What the exercise asks ▸ Write out every line of the material as it stands, apart from the pictures.

Extracted material ▸
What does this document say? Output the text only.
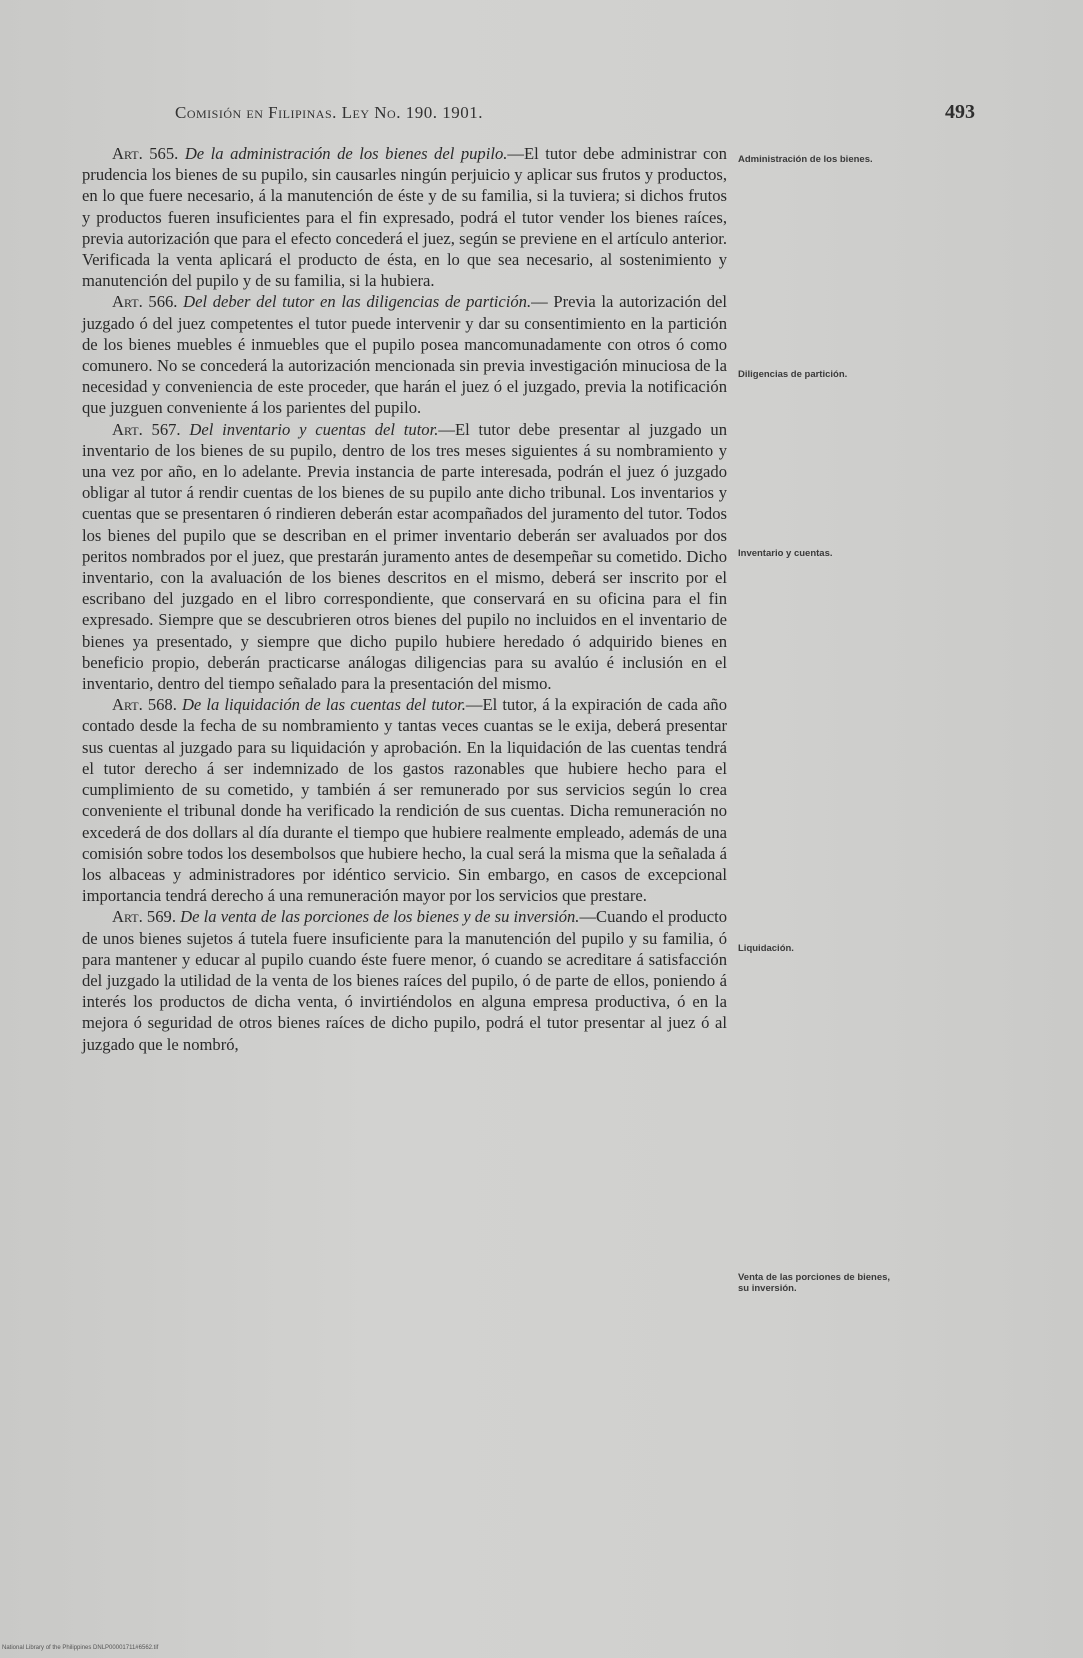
Comisión en Filipinas. Ley No. 190. 1901.	493

Art. 565. De la administración de los bienes del pupilo.—El tutor debe administrar con prudencia los bienes de su pupilo, sin causarles ningún perjuicio y aplicar sus frutos y productos, en lo que fuere necesario, á la manutención de éste y de su familia, si la tuviera; si dichos frutos y productos fueren insuficientes para el fin expresado, podrá el tutor vender los bienes raíces, previa autorización que para el efecto concederá el juez, según se previene en el artículo anterior. Verificada la venta aplicará el producto de ésta, en lo que sea necesario, al sostenimiento y manutención del pupilo y de su familia, si la hubiera.

Art. 566. Del deber del tutor en las diligencias de partición.— Previa la autorización del juzgado ó del juez competentes el tutor puede intervenir y dar su consentimiento en la partición de los bienes muebles é inmuebles que el pupilo posea mancomunadamente con otros ó como comunero. No se concederá la autorización mencionada sin previa investigación minuciosa de la necesidad y conveniencia de este proceder, que harán el juez ó el juzgado, previa la notificación que juzguen conveniente á los parientes del pupilo.

Art. 567. Del inventario y cuentas del tutor.—El tutor debe presentar al juzgado un inventario de los bienes de su pupilo, dentro de los tres meses siguientes á su nombramiento y una vez por año, en lo adelante. Previa instancia de parte interesada, podrán el juez ó juzgado obligar al tutor á rendir cuentas de los bienes de su pupilo ante dicho tribunal. Los inventarios y cuentas que se presentaren ó rindieren deberán estar acompañados del juramento del tutor. Todos los bienes del pupilo que se describan en el primer inventario deberán ser avaluados por dos peritos nombrados por el juez, que prestarán juramento antes de desempeñar su cometido. Dicho inventario, con la avaluación de los bienes descritos en el mismo, deberá ser inscrito por el escribano del juzgado en el libro correspondiente, que conservará en su oficina para el fin expresado. Siempre que se descubrieren otros bienes del pupilo no incluidos en el inventario de bienes ya presentado, y siempre que dicho pupilo hubiere heredado ó adquirido bienes en beneficio propio, deberán practicarse análogas diligencias para su avalúo é inclusión en el inventario, dentro del tiempo señalado para la presentación del mismo.

Art. 568. De la liquidación de las cuentas del tutor.—El tutor, á la expiración de cada año contado desde la fecha de su nombramiento y tantas veces cuantas se le exija, deberá presentar sus cuentas al juzgado para su liquidación y aprobación. En la liquidación de las cuentas tendrá el tutor derecho á ser indemnizado de los gastos razonables que hubiere hecho para el cumplimiento de su cometido, y también á ser remunerado por sus servicios según lo crea conveniente el tribunal donde ha verificado la rendición de sus cuentas. Dicha remuneración no excederá de dos dollars al día durante el tiempo que hubiere realmente empleado, además de una comisión sobre todos los desembolsos que hubiere hecho, la cual será la misma que la señalada á los albaceas y administradores por idéntico servicio. Sin embargo, en casos de excepcional importancia tendrá derecho á una remuneración mayor por los servicios que prestare.

Art. 569. De la venta de las porciones de los bienes y de su inversión.—Cuando el producto de unos bienes sujetos á tutela fuere insuficiente para la manutención del pupilo y su familia, ó para mantener y educar al pupilo cuando éste fuere menor, ó cuando se acreditare á satisfacción del juzgado la utilidad de la venta de los bienes raíces del pupilo, ó de parte de ellos, poniendo á interés los productos de dicha venta, ó invirtiéndolos en alguna empresa productiva, ó en la mejora ó seguridad de otros bienes raíces de dicho pupilo, podrá el tutor presentar al juez ó al juzgado que le nombró,

Administración de los bienes.
Diligencias de partición.
Inventario y cuentas.
Liquidación.
Venta de las porciones de bienes, su inversión.
National Library of the Philippines DNLP00001711#6562.tif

The solution ▸
What does this document say? Output the text only.
Comisión en Filipinas. Ley No. 190. 1901.	493

Art. 565. De la administración de los bienes del pupilo.—El tutor debe administrar con prudencia los bienes de su pupilo, sin causarles ningún perjuicio y aplicar sus frutos y productos, en lo que fuere necesario, á la manutención de éste y de su familia, si la tuviera; si dichos frutos y productos fueren insuficientes para el fin expresado, podrá el tutor vender los bienes raíces, previa autorización que para el efecto concederá el juez, según se previene en el artículo anterior. Verificada la venta aplicará el producto de ésta, en lo que sea necesario, al sostenimiento y manutención del pupilo y de su familia, si la hubiera.

Art. 566. Del deber del tutor en las diligencias de partición.— Previa la autorización del juzgado ó del juez competentes el tutor puede intervenir y dar su consentimiento en la partición de los bienes muebles é inmuebles que el pupilo posea mancomunadamente con otros ó como comunero. No se concederá la autorización mencionada sin previa investigación minuciosa de la necesidad y conveniencia de este proceder, que harán el juez ó el juzgado, previa la notificación que juzguen conveniente á los parientes del pupilo.

Art. 567. Del inventario y cuentas del tutor.—El tutor debe presentar al juzgado un inventario de los bienes de su pupilo, dentro de los tres meses siguientes á su nombramiento y una vez por año, en lo adelante. Previa instancia de parte interesada, podrán el juez ó juzgado obligar al tutor á rendir cuentas de los bienes de su pupilo ante dicho tribunal. Los inventarios y cuentas que se presentaren ó rindieren deberán estar acompañados del juramento del tutor. Todos los bienes del pupilo que se describan en el primer inventario deberán ser avaluados por dos peritos nombrados por el juez, que prestarán juramento antes de desempeñar su cometido. Dicho inventario, con la avaluación de los bienes descritos en el mismo, deberá ser inscrito por el escribano del juzgado en el libro correspondiente, que conservará en su oficina para el fin expresado. Siempre que se descubrieren otros bienes del pupilo no incluidos en el inventario de bienes ya presentado, y siempre que dicho pupilo hubiere heredado ó adquirido bienes en beneficio propio, deberán practicarse análogas diligencias para su avalúo é inclusión en el inventario, dentro del tiempo señalado para la presentación del mismo.

Art. 568. De la liquidación de las cuentas del tutor.—El tutor, á la expiración de cada año contado desde la fecha de su nombramiento y tantas veces cuantas se le exija, deberá presentar sus cuentas al juzgado para su liquidación y aprobación. En la liquidación de las cuentas tendrá el tutor derecho á ser indemnizado de los gastos razonables que hubiere hecho para el cumplimiento de su cometido, y también á ser remunerado por sus servicios según lo crea conveniente el tribunal donde ha verificado la rendición de sus cuentas. Dicha remuneración no excederá de dos dollars al día durante el tiempo que hubiere realmente empleado, además de una comisión sobre todos los desembolsos que hubiere hecho, la cual será la misma que la señalada á los albaceas y administradores por idéntico servicio. Sin embargo, en casos de excepcional importancia tendrá derecho á una remuneración mayor por los servicios que prestare.

Art. 569. De la venta de las porciones de los bienes y de su inversión.—Cuando el producto de unos bienes sujetos á tutela fuere insuficiente para la manutención del pupilo y su familia, ó para mantener y educar al pupilo cuando éste fuere menor, ó cuando se acreditare á satisfacción del juzgado la utilidad de la venta de los bienes raíces del pupilo, ó de parte de ellos, poniendo á interés los productos de dicha venta, ó invirtiéndolos en alguna empresa productiva, ó en la mejora ó seguridad de otros bienes raíces de dicho pupilo, podrá el tutor presentar al juez ó al juzgado que le nombró,

Administración de los bienes.
Diligencias de partición.
Inventario y cuentas.
Liquidación.
Venta de las porciones de bienes, su inversión.
National Library of the Philippines DNLP00001711#6562.tif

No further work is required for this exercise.